▶ _EXERCISE TASK_: Set down all of the data that follows word for word, without the images.

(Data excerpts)
.....
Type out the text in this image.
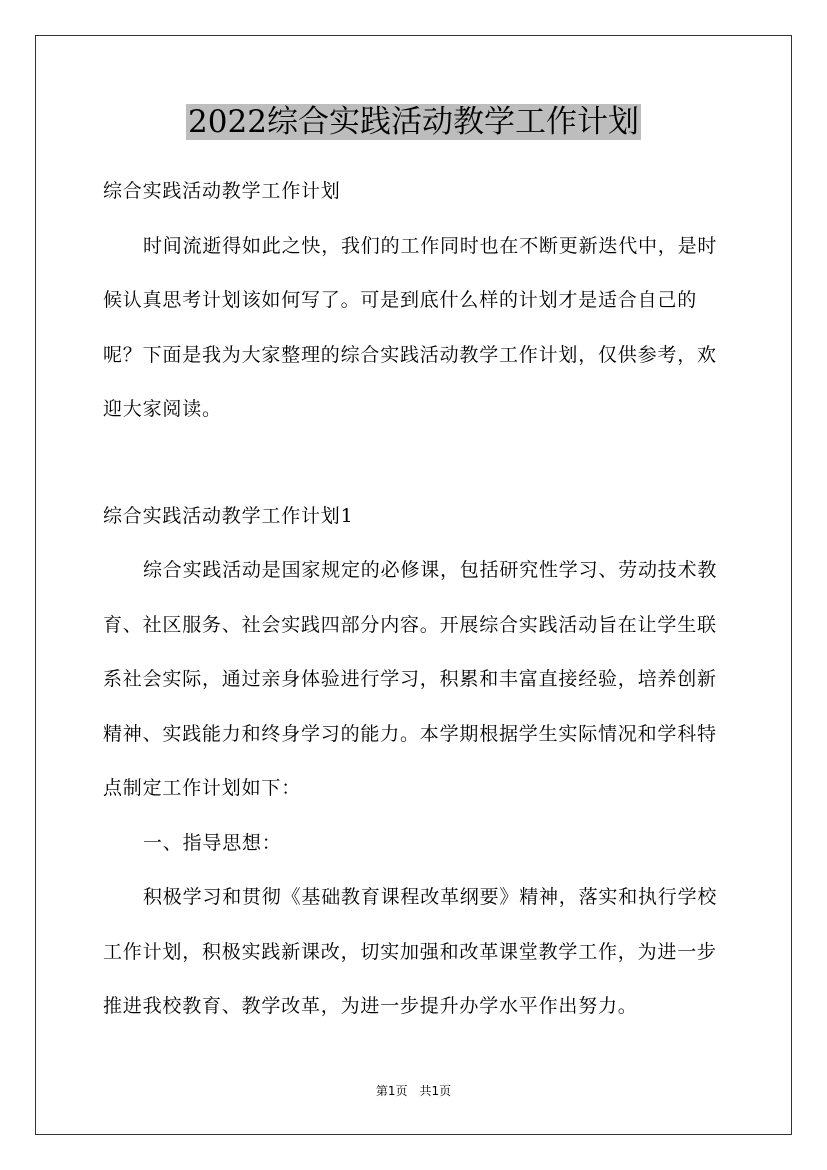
2022综合实践活动教学工作计划

综合实践活动教学工作计划

时间流逝得如此之快，我们的工作同时也在不断更新迭代中，是时候认真思考计划该如何写了。可是到底什么样的计划才是适合自己的呢？下面是我为大家整理的综合实践活动教学工作计划，仅供参考，欢迎大家阅读。

综合实践活动教学工作计划1

综合实践活动是国家规定的必修课，包括研究性学习、劳动技术教育、社区服务、社会实践四部分内容。开展综合实践活动旨在让学生联系社会实际，通过亲身体验进行学习，积累和丰富直接经验，培养创新精神、实践能力和终身学习的能力。本学期根据学生实际情况和学科特点制定工作计划如下：

一、指导思想：

积极学习和贯彻《基础教育课程改革纲要》精神，落实和执行学校工作计划，积极实践新课改，切实加强和改革课堂教学工作，为进一步推进我校教育、教学改革，为进一步提升办学水平作出努力。

第1页　共1页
.....
▶ _ANSWER FOR THE TASK_:
Type out the text in this image.
2022综合实践活动教学工作计划

综合实践活动教学工作计划

时间流逝得如此之快，我们的工作同时也在不断更新迭代中，是时候认真思考计划该如何写了。可是到底什么样的计划才是适合自己的呢？下面是我为大家整理的综合实践活动教学工作计划，仅供参考，欢迎大家阅读。

综合实践活动教学工作计划1

综合实践活动是国家规定的必修课，包括研究性学习、劳动技术教育、社区服务、社会实践四部分内容。开展综合实践活动旨在让学生联系社会实际，通过亲身体验进行学习，积累和丰富直接经验，培养创新精神、实践能力和终身学习的能力。本学期根据学生实际情况和学科特点制定工作计划如下：

一、指导思想：

积极学习和贯彻《基础教育课程改革纲要》精神，落实和执行学校工作计划，积极实践新课改，切实加强和改革课堂教学工作，为进一步推进我校教育、教学改革，为进一步提升办学水平作出努力。

第1页　共1页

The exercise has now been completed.